Reproduce the records below exactly, leaving out any pictures.

◆ ◆ ◆ ◆ ◆

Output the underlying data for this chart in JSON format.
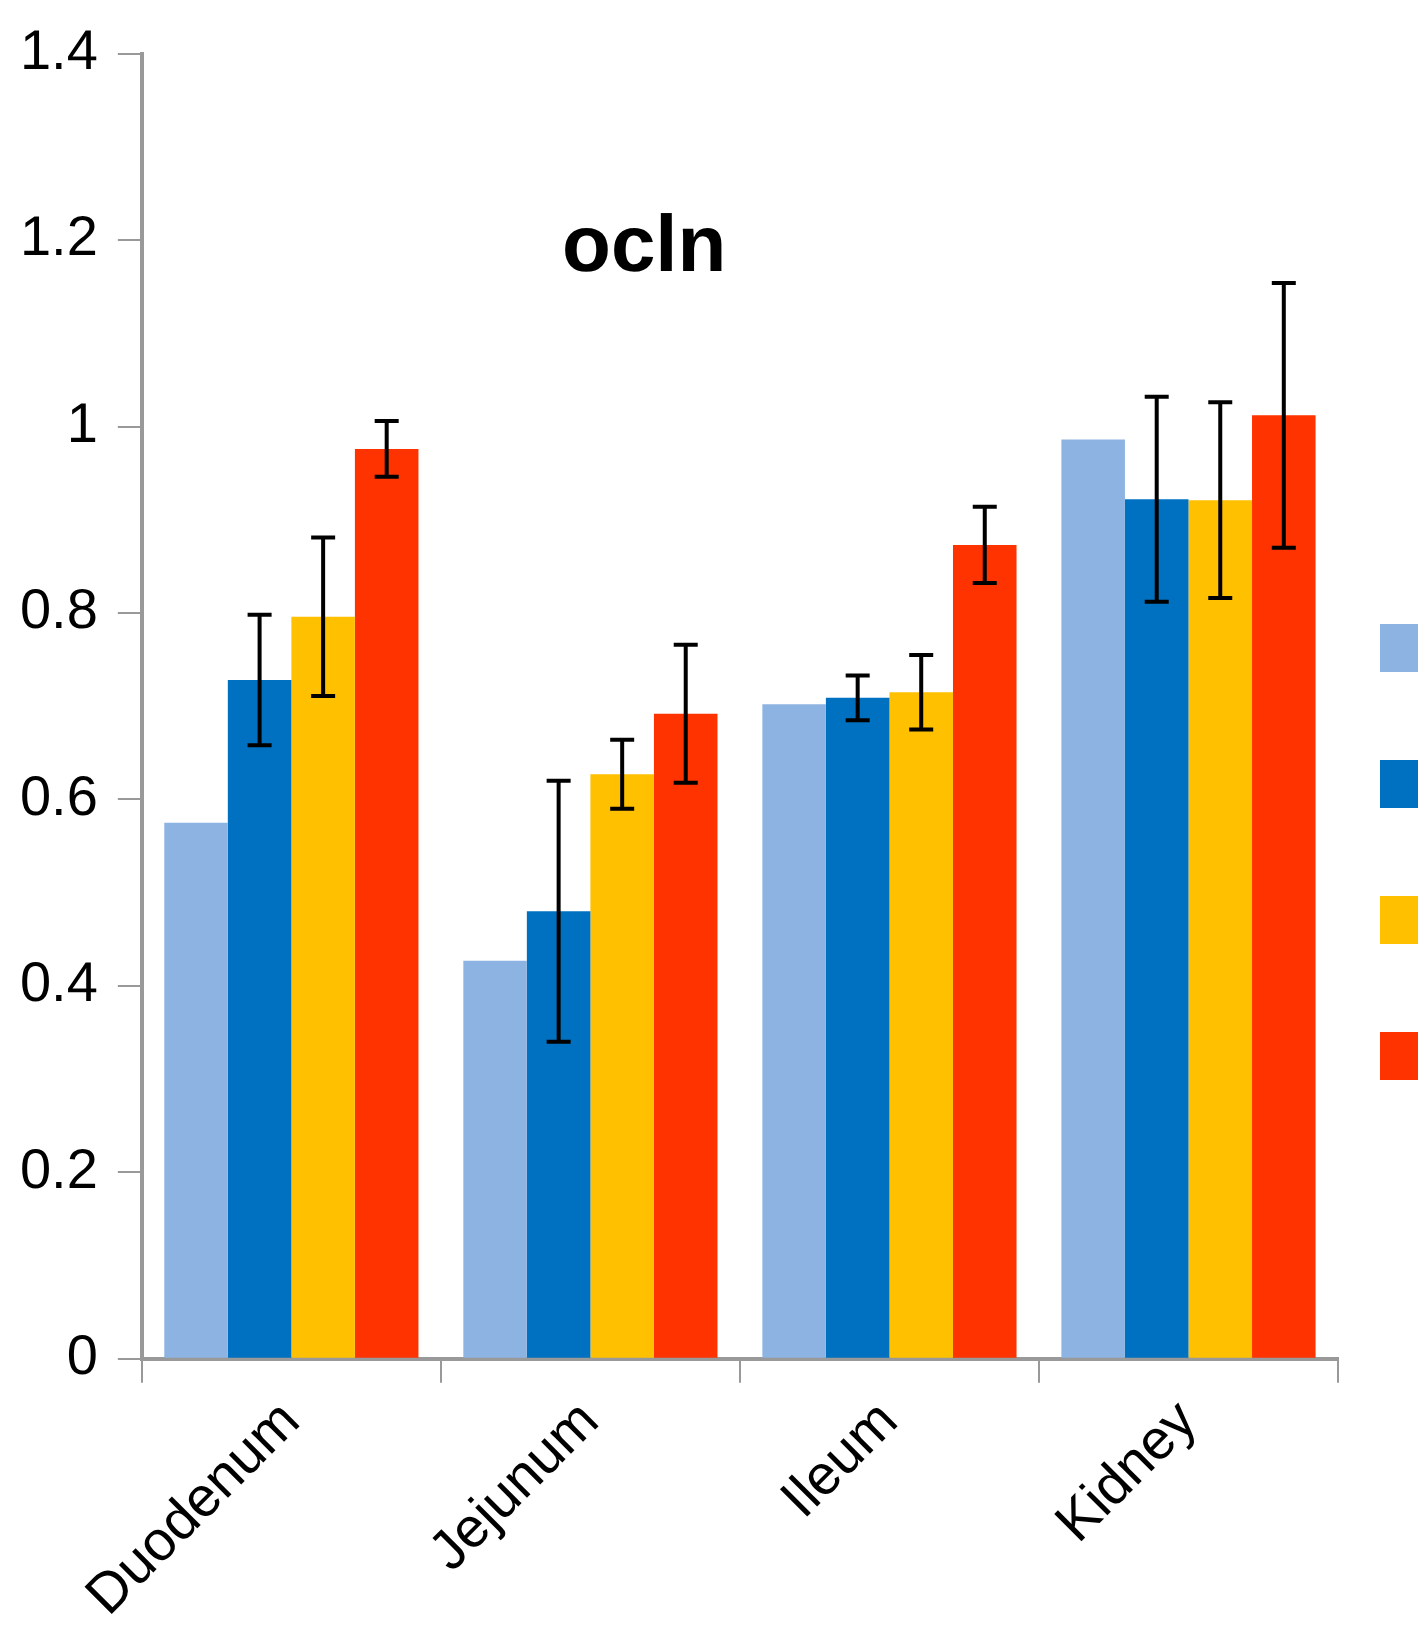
{
  "chart_data": {
    "type": "bar",
    "title": "ocln",
    "categories": [
      "Duodenum",
      "Jejunum",
      "Ileum",
      "Kidney"
    ],
    "series": [
      {
        "color": "#8db3e2",
        "values": [
          0.575,
          0.427,
          0.702,
          0.986
        ]
      },
      {
        "color": "#0070c0",
        "values": [
          0.728,
          0.48,
          0.709,
          0.922
        ],
        "errors": [
          0.07,
          0.14,
          0.024,
          0.11
        ]
      },
      {
        "color": "#ffc000",
        "values": [
          0.796,
          0.627,
          0.715,
          0.921
        ],
        "errors": [
          0.085,
          0.037,
          0.04,
          0.105
        ]
      },
      {
        "color": "#ff3300",
        "values": [
          0.976,
          0.692,
          0.873,
          1.012
        ],
        "errors": [
          0.03,
          0.074,
          0.041,
          0.142
        ]
      }
    ],
    "ylim": [
      0,
      1.4
    ],
    "yticks": [
      0,
      0.2,
      0.4,
      0.6,
      0.8,
      1,
      1.2,
      1.4
    ],
    "grid": false
  }
}
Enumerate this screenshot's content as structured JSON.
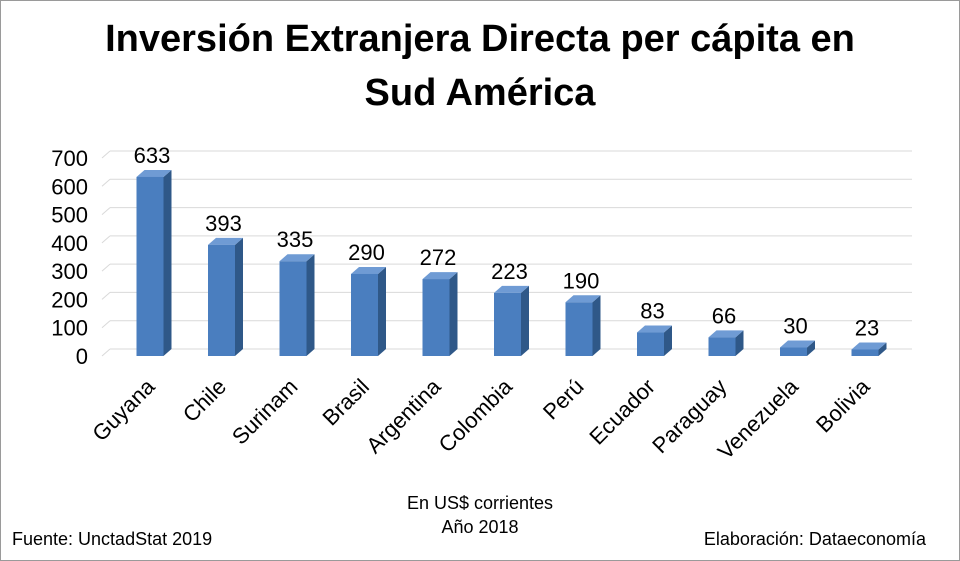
{
  "chart_data": {
    "type": "bar",
    "title_lines": [
      "Inversión Extranjera Directa per cápita en",
      "Sud América"
    ],
    "categories": [
      "Guyana",
      "Chile",
      "Surinam",
      "Brasil",
      "Argentina",
      "Colombia",
      "Perú",
      "Ecuador",
      "Paraguay",
      "Venezuela",
      "Bolivia"
    ],
    "values": [
      633,
      393,
      335,
      290,
      272,
      223,
      190,
      83,
      66,
      30,
      23
    ],
    "data_labels": [
      "633",
      "393",
      "335",
      "290",
      "272",
      "223",
      "190",
      "83",
      "66",
      "30",
      "23"
    ],
    "yticks": [
      0,
      100,
      200,
      300,
      400,
      500,
      600,
      700
    ],
    "ylim": [
      0,
      700
    ],
    "grid": true,
    "legend": "none",
    "bar_style": "3d-column",
    "colors": {
      "bar_front": "#4a7ebf",
      "bar_side": "#2f5888",
      "bar_top": "#6f9bd4",
      "grid": "#d9d9d9"
    }
  },
  "notes": {
    "units_line1": "En US$ corrientes",
    "units_line2": "Año 2018",
    "source": "Fuente: UnctadStat 2019",
    "credit": "Elaboración: Dataeconomía"
  }
}
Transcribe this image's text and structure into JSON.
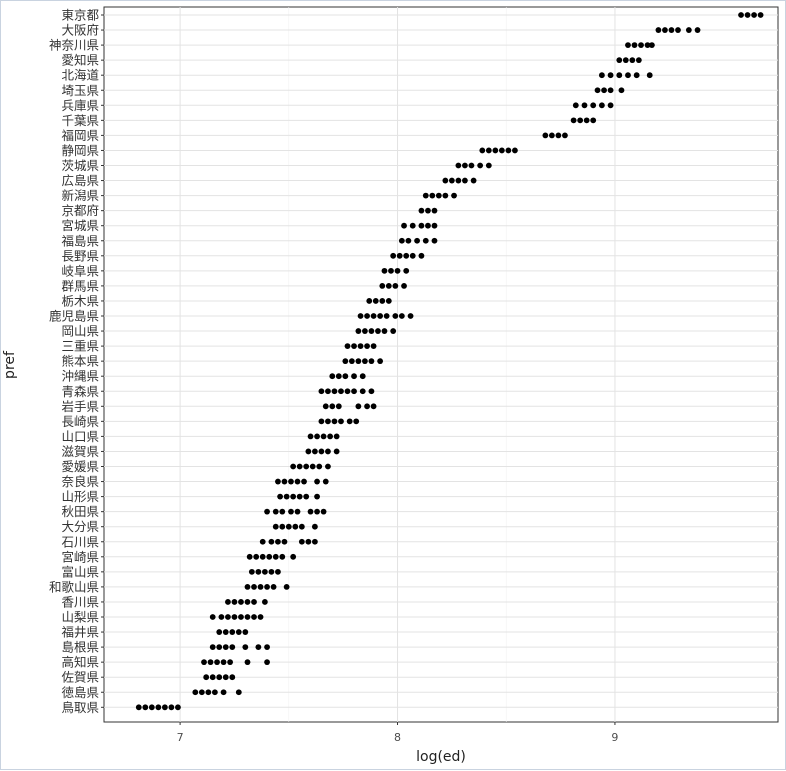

◆ ◆ ◆ ◆ ◆

__ANSWER TO THIS TASK__.
Output the underlying data for this chart in JSON format.
{
  "chart_data": {
    "type": "bar",
    "title": "ocln",
    "categories": [
      "Duodenum",
      "Jejunum",
      "Ileum",
      "Kidney"
    ],
    "series": [
      {
        "color": "#8db3e2",
        "values": [
          0.575,
          0.427,
          0.702,
          0.986
        ]
      },
      {
        "color": "#0070c0",
        "values": [
          0.728,
          0.48,
          0.709,
          0.922
        ],
        "errors": [
          0.07,
          0.14,
          0.024,
          0.11
        ]
      },
      {
        "color": "#ffc000",
        "values": [
          0.796,
          0.627,
          0.715,
          0.921
        ],
        "errors": [
          0.085,
          0.037,
          0.04,
          0.105
        ]
      },
      {
        "color": "#ff3300",
        "values": [
          0.976,
          0.692,
          0.873,
          1.012
        ],
        "errors": [
          0.03,
          0.074,
          0.041,
          0.142
        ]
      }
    ],
    "ylim": [
      0,
      1.4
    ],
    "yticks": [
      0,
      0.2,
      0.4,
      0.6,
      0.8,
      1,
      1.2,
      1.4
    ],
    "grid": false
  }
}
Enumerate this screenshot's content as structured JSON.
{
  "chart_data": {
    "type": "bar",
    "title_lines": [
      "Inversión Extranjera Directa per cápita en",
      "Sud América"
    ],
    "categories": [
      "Guyana",
      "Chile",
      "Surinam",
      "Brasil",
      "Argentina",
      "Colombia",
      "Perú",
      "Ecuador",
      "Paraguay",
      "Venezuela",
      "Bolivia"
    ],
    "values": [
      633,
      393,
      335,
      290,
      272,
      223,
      190,
      83,
      66,
      30,
      23
    ],
    "data_labels": [
      "633",
      "393",
      "335",
      "290",
      "272",
      "223",
      "190",
      "83",
      "66",
      "30",
      "23"
    ],
    "yticks": [
      0,
      100,
      200,
      300,
      400,
      500,
      600,
      700
    ],
    "ylim": [
      0,
      700
    ],
    "grid": true,
    "legend": "none",
    "bar_style": "3d-column",
    "colors": {
      "bar_front": "#4a7ebf",
      "bar_side": "#2f5888",
      "bar_top": "#6f9bd4",
      "grid": "#d9d9d9"
    }
  },
  "notes": {
    "units_line1": "En US$ corrientes",
    "units_line2": "Año 2018",
    "source": "Fuente: UnctadStat 2019",
    "credit": "Elaboración: Dataeconomía"
  }
}
Transcribe this image's text and structure into JSON.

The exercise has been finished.